Task directions ::
Repeat the full listing, word for word.

-- Start --

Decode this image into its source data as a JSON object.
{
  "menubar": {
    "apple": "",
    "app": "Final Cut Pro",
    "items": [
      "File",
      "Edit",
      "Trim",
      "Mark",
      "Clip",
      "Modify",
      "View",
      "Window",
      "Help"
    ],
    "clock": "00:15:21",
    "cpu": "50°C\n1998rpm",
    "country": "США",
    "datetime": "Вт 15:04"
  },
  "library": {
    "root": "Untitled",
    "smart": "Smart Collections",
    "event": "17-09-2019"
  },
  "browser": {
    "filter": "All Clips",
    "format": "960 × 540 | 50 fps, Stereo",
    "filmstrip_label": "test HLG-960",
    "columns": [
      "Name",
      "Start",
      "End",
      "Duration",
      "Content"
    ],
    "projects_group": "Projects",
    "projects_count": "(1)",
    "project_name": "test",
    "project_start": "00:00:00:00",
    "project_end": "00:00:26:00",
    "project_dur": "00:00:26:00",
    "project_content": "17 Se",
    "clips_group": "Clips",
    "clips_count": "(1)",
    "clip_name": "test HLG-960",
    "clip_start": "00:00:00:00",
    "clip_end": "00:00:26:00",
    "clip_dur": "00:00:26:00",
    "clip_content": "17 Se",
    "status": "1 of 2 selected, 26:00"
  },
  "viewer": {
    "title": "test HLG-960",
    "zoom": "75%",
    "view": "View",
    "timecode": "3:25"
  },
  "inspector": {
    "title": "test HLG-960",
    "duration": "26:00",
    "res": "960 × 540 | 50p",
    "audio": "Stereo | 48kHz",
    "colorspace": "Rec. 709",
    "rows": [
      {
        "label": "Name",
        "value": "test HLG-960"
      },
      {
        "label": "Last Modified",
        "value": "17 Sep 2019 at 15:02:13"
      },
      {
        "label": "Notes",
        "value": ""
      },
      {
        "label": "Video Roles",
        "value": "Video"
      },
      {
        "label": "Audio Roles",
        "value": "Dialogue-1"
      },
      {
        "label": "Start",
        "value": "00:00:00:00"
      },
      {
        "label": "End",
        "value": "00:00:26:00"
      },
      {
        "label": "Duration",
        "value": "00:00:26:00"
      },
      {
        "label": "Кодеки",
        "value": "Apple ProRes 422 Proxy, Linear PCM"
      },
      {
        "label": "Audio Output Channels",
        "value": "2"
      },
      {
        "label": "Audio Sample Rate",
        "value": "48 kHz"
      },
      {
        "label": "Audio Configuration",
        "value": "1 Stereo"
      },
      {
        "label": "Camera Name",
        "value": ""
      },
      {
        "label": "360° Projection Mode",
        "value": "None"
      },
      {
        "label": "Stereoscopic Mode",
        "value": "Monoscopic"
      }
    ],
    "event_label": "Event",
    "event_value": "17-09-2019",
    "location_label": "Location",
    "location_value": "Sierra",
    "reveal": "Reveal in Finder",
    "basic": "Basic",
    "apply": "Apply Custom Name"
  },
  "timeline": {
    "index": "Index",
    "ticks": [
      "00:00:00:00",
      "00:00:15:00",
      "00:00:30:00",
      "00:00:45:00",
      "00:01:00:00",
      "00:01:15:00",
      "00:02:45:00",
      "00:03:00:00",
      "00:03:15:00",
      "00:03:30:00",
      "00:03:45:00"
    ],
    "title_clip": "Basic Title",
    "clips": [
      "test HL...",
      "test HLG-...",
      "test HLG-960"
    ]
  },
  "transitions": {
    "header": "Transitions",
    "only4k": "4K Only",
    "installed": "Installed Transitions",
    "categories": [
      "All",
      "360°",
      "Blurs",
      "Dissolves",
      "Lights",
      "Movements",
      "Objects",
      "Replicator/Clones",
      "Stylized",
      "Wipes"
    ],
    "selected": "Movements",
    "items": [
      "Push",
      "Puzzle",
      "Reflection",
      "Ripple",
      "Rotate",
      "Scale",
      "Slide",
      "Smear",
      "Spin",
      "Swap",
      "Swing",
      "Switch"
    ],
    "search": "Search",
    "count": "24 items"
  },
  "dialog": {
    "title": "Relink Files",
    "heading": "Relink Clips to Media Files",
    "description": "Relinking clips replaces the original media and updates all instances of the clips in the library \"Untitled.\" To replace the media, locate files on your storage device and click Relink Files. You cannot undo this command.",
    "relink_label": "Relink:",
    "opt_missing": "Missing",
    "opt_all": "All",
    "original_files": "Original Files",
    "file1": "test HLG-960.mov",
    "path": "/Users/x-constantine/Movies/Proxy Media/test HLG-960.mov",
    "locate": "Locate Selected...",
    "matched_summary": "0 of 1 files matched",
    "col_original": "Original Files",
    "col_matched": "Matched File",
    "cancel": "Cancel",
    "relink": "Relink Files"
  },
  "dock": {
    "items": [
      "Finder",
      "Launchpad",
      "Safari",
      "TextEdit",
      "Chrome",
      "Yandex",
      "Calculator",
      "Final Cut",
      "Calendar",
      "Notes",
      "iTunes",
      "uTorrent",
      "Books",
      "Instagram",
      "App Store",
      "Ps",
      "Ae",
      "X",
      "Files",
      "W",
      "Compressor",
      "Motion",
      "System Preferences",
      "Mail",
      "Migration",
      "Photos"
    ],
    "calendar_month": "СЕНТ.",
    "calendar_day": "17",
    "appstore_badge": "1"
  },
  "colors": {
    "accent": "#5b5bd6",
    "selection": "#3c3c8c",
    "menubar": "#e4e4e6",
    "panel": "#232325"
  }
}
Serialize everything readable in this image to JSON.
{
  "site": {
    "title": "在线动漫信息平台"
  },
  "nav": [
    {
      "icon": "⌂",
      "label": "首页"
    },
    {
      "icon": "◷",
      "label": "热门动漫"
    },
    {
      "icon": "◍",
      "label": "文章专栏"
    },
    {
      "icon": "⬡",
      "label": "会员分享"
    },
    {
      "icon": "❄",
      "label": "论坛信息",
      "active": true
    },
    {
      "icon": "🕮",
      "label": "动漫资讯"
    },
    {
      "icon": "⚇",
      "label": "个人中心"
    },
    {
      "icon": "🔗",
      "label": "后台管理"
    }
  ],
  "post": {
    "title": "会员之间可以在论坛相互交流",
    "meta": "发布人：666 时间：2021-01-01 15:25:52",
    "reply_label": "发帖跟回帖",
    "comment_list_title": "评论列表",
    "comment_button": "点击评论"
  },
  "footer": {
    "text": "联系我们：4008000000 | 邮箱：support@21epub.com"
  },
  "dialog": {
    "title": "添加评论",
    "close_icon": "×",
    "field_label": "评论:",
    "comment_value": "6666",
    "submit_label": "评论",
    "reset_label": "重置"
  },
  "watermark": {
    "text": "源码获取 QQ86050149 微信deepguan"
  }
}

-- End --

Finished task ::
Decode this image into its source data as a JSON object.
{
  "menubar": {
    "apple": "",
    "app": "Final Cut Pro",
    "items": [
      "File",
      "Edit",
      "Trim",
      "Mark",
      "Clip",
      "Modify",
      "View",
      "Window",
      "Help"
    ],
    "clock": "00:15:21",
    "cpu": "50°C\n1998rpm",
    "country": "США",
    "datetime": "Вт 15:04"
  },
  "library": {
    "root": "Untitled",
    "smart": "Smart Collections",
    "event": "17-09-2019"
  },
  "browser": {
    "filter": "All Clips",
    "format": "960 × 540 | 50 fps, Stereo",
    "filmstrip_label": "test HLG-960",
    "columns": [
      "Name",
      "Start",
      "End",
      "Duration",
      "Content"
    ],
    "projects_group": "Projects",
    "projects_count": "(1)",
    "project_name": "test",
    "project_start": "00:00:00:00",
    "project_end": "00:00:26:00",
    "project_dur": "00:00:26:00",
    "project_content": "17 Se",
    "clips_group": "Clips",
    "clips_count": "(1)",
    "clip_name": "test HLG-960",
    "clip_start": "00:00:00:00",
    "clip_end": "00:00:26:00",
    "clip_dur": "00:00:26:00",
    "clip_content": "17 Se",
    "status": "1 of 2 selected, 26:00"
  },
  "viewer": {
    "title": "test HLG-960",
    "zoom": "75%",
    "view": "View",
    "timecode": "3:25"
  },
  "inspector": {
    "title": "test HLG-960",
    "duration": "26:00",
    "res": "960 × 540 | 50p",
    "audio": "Stereo | 48kHz",
    "colorspace": "Rec. 709",
    "rows": [
      {
        "label": "Name",
        "value": "test HLG-960"
      },
      {
        "label": "Last Modified",
        "value": "17 Sep 2019 at 15:02:13"
      },
      {
        "label": "Notes",
        "value": ""
      },
      {
        "label": "Video Roles",
        "value": "Video"
      },
      {
        "label": "Audio Roles",
        "value": "Dialogue-1"
      },
      {
        "label": "Start",
        "value": "00:00:00:00"
      },
      {
        "label": "End",
        "value": "00:00:26:00"
      },
      {
        "label": "Duration",
        "value": "00:00:26:00"
      },
      {
        "label": "Кодеки",
        "value": "Apple ProRes 422 Proxy, Linear PCM"
      },
      {
        "label": "Audio Output Channels",
        "value": "2"
      },
      {
        "label": "Audio Sample Rate",
        "value": "48 kHz"
      },
      {
        "label": "Audio Configuration",
        "value": "1 Stereo"
      },
      {
        "label": "Camera Name",
        "value": ""
      },
      {
        "label": "360° Projection Mode",
        "value": "None"
      },
      {
        "label": "Stereoscopic Mode",
        "value": "Monoscopic"
      }
    ],
    "event_label": "Event",
    "event_value": "17-09-2019",
    "location_label": "Location",
    "location_value": "Sierra",
    "reveal": "Reveal in Finder",
    "basic": "Basic",
    "apply": "Apply Custom Name"
  },
  "timeline": {
    "index": "Index",
    "ticks": [
      "00:00:00:00",
      "00:00:15:00",
      "00:00:30:00",
      "00:00:45:00",
      "00:01:00:00",
      "00:01:15:00",
      "00:02:45:00",
      "00:03:00:00",
      "00:03:15:00",
      "00:03:30:00",
      "00:03:45:00"
    ],
    "title_clip": "Basic Title",
    "clips": [
      "test HL...",
      "test HLG-...",
      "test HLG-960"
    ]
  },
  "transitions": {
    "header": "Transitions",
    "only4k": "4K Only",
    "installed": "Installed Transitions",
    "categories": [
      "All",
      "360°",
      "Blurs",
      "Dissolves",
      "Lights",
      "Movements",
      "Objects",
      "Replicator/Clones",
      "Stylized",
      "Wipes"
    ],
    "selected": "Movements",
    "items": [
      "Push",
      "Puzzle",
      "Reflection",
      "Ripple",
      "Rotate",
      "Scale",
      "Slide",
      "Smear",
      "Spin",
      "Swap",
      "Swing",
      "Switch"
    ],
    "search": "Search",
    "count": "24 items"
  },
  "dialog": {
    "title": "Relink Files",
    "heading": "Relink Clips to Media Files",
    "description": "Relinking clips replaces the original media and updates all instances of the clips in the library \"Untitled.\" To replace the media, locate files on your storage device and click Relink Files. You cannot undo this command.",
    "relink_label": "Relink:",
    "opt_missing": "Missing",
    "opt_all": "All",
    "original_files": "Original Files",
    "file1": "test HLG-960.mov",
    "path": "/Users/x-constantine/Movies/Proxy Media/test HLG-960.mov",
    "locate": "Locate Selected...",
    "matched_summary": "0 of 1 files matched",
    "col_original": "Original Files",
    "col_matched": "Matched File",
    "cancel": "Cancel",
    "relink": "Relink Files"
  },
  "dock": {
    "items": [
      "Finder",
      "Launchpad",
      "Safari",
      "TextEdit",
      "Chrome",
      "Yandex",
      "Calculator",
      "Final Cut",
      "Calendar",
      "Notes",
      "iTunes",
      "uTorrent",
      "Books",
      "Instagram",
      "App Store",
      "Ps",
      "Ae",
      "X",
      "Files",
      "W",
      "Compressor",
      "Motion",
      "System Preferences",
      "Mail",
      "Migration",
      "Photos"
    ],
    "calendar_month": "СЕНТ.",
    "calendar_day": "17",
    "appstore_badge": "1"
  },
  "colors": {
    "accent": "#5b5bd6",
    "selection": "#3c3c8c",
    "menubar": "#e4e4e6",
    "panel": "#232325"
  }
}
Serialize everything readable in this image to JSON.
{
  "site": {
    "title": "在线动漫信息平台"
  },
  "nav": [
    {
      "icon": "⌂",
      "label": "首页"
    },
    {
      "icon": "◷",
      "label": "热门动漫"
    },
    {
      "icon": "◍",
      "label": "文章专栏"
    },
    {
      "icon": "⬡",
      "label": "会员分享"
    },
    {
      "icon": "❄",
      "label": "论坛信息",
      "active": true
    },
    {
      "icon": "🕮",
      "label": "动漫资讯"
    },
    {
      "icon": "⚇",
      "label": "个人中心"
    },
    {
      "icon": "🔗",
      "label": "后台管理"
    }
  ],
  "post": {
    "title": "会员之间可以在论坛相互交流",
    "meta": "发布人：666 时间：2021-01-01 15:25:52",
    "reply_label": "发帖跟回帖",
    "comment_list_title": "评论列表",
    "comment_button": "点击评论"
  },
  "footer": {
    "text": "联系我们：4008000000 | 邮箱：support@21epub.com"
  },
  "dialog": {
    "title": "添加评论",
    "close_icon": "×",
    "field_label": "评论:",
    "comment_value": "6666",
    "submit_label": "评论",
    "reset_label": "重置"
  },
  "watermark": {
    "text": "源码获取 QQ86050149 微信deepguan"
  }
}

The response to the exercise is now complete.